━━━ AVAILABLE RECORDS ━━━

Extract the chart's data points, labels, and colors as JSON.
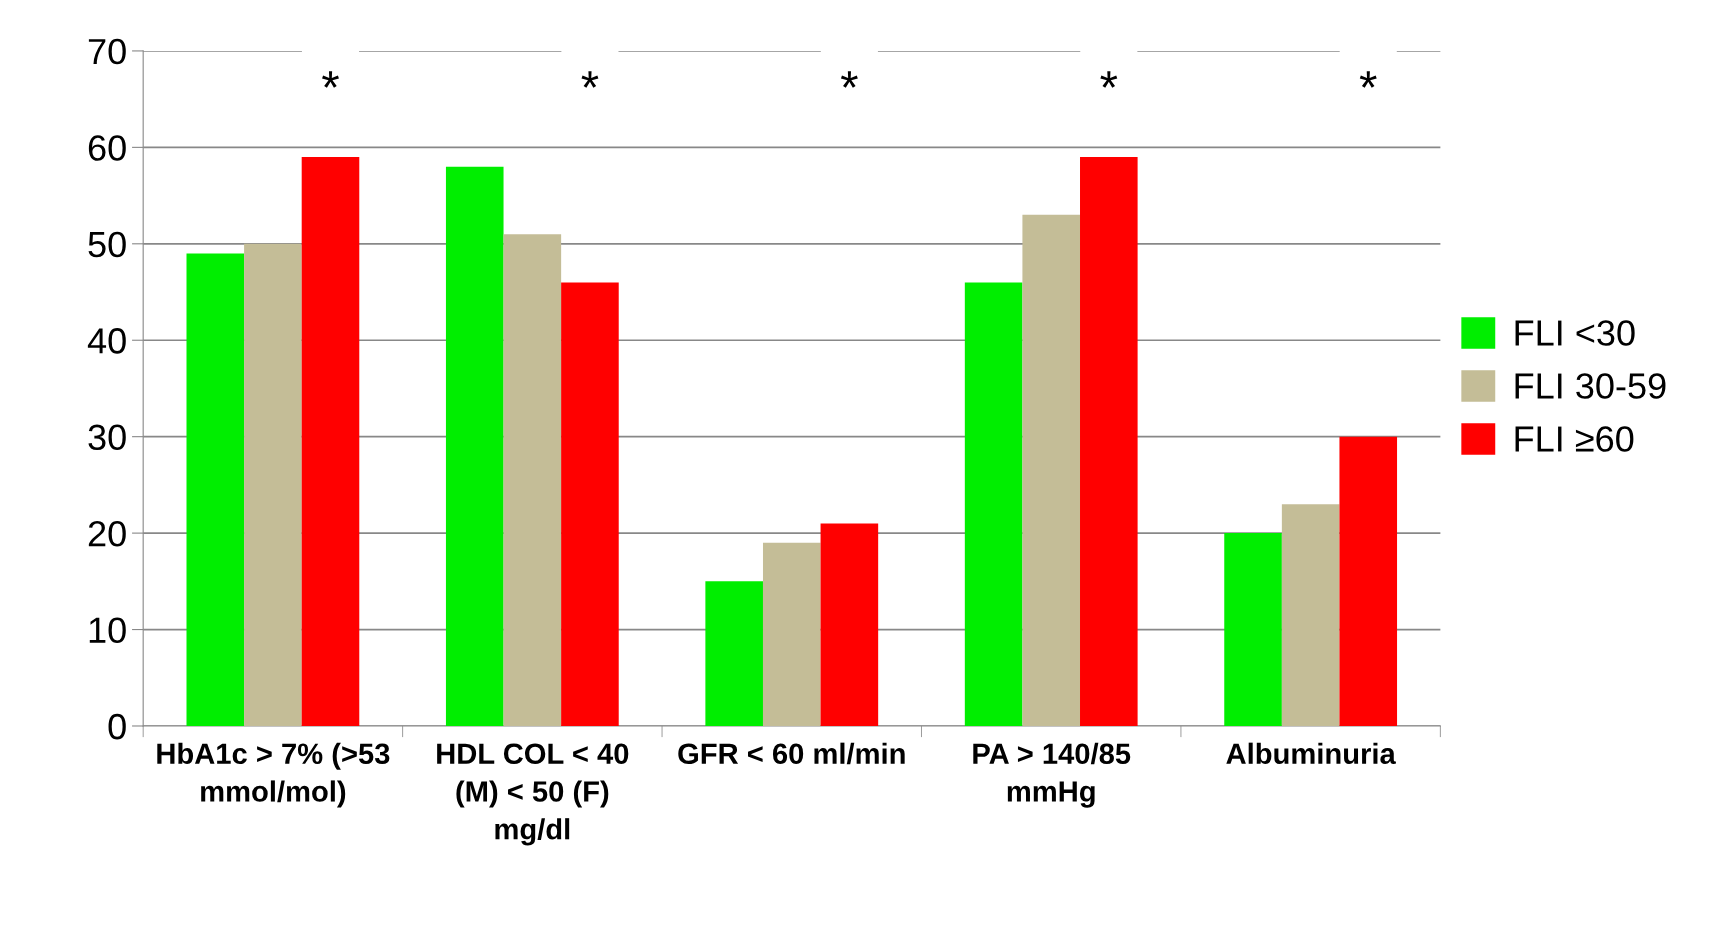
{
  "chart_data": {
    "type": "bar",
    "categories": [
      "HbA1c > 7% (>53\nmmol/mol)",
      "HDL COL < 40\n(M) < 50 (F)\nmg/dl",
      "GFR < 60 ml/min",
      "PA > 140/85\nmmHg",
      "Albuminuria"
    ],
    "series": [
      {
        "name": "FLI <30",
        "color": "#00ee00",
        "values": [
          49,
          58,
          15,
          46,
          20
        ]
      },
      {
        "name": "FLI 30-59",
        "color": "#c4bd97",
        "values": [
          50,
          51,
          19,
          53,
          23
        ]
      },
      {
        "name": "FLI ≥60",
        "color": "#ff0000",
        "values": [
          59,
          46,
          21,
          59,
          30
        ]
      }
    ],
    "ylim": [
      0,
      70
    ],
    "yticks": [
      0,
      10,
      20,
      30,
      40,
      50,
      60,
      70
    ],
    "grid": "y",
    "legend": "right",
    "annotations": [
      "*",
      "*",
      "*",
      "*",
      "*"
    ]
  }
}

━━━

(OBJECTIVE):
Every line should be retyped exactly, with the pictures omitted.

(ANSWER TO THIS TASK):
Extract the chart's data points, labels, and colors as JSON.
{
  "chart_data": {
    "type": "bar",
    "categories": [
      "HbA1c > 7% (>53\nmmol/mol)",
      "HDL COL < 40\n(M) < 50 (F)\nmg/dl",
      "GFR < 60 ml/min",
      "PA > 140/85\nmmHg",
      "Albuminuria"
    ],
    "series": [
      {
        "name": "FLI <30",
        "color": "#00ee00",
        "values": [
          49,
          58,
          15,
          46,
          20
        ]
      },
      {
        "name": "FLI 30-59",
        "color": "#c4bd97",
        "values": [
          50,
          51,
          19,
          53,
          23
        ]
      },
      {
        "name": "FLI ≥60",
        "color": "#ff0000",
        "values": [
          59,
          46,
          21,
          59,
          30
        ]
      }
    ],
    "ylim": [
      0,
      70
    ],
    "yticks": [
      0,
      10,
      20,
      30,
      40,
      50,
      60,
      70
    ],
    "grid": "y",
    "legend": "right",
    "annotations": [
      "*",
      "*",
      "*",
      "*",
      "*"
    ]
  }
}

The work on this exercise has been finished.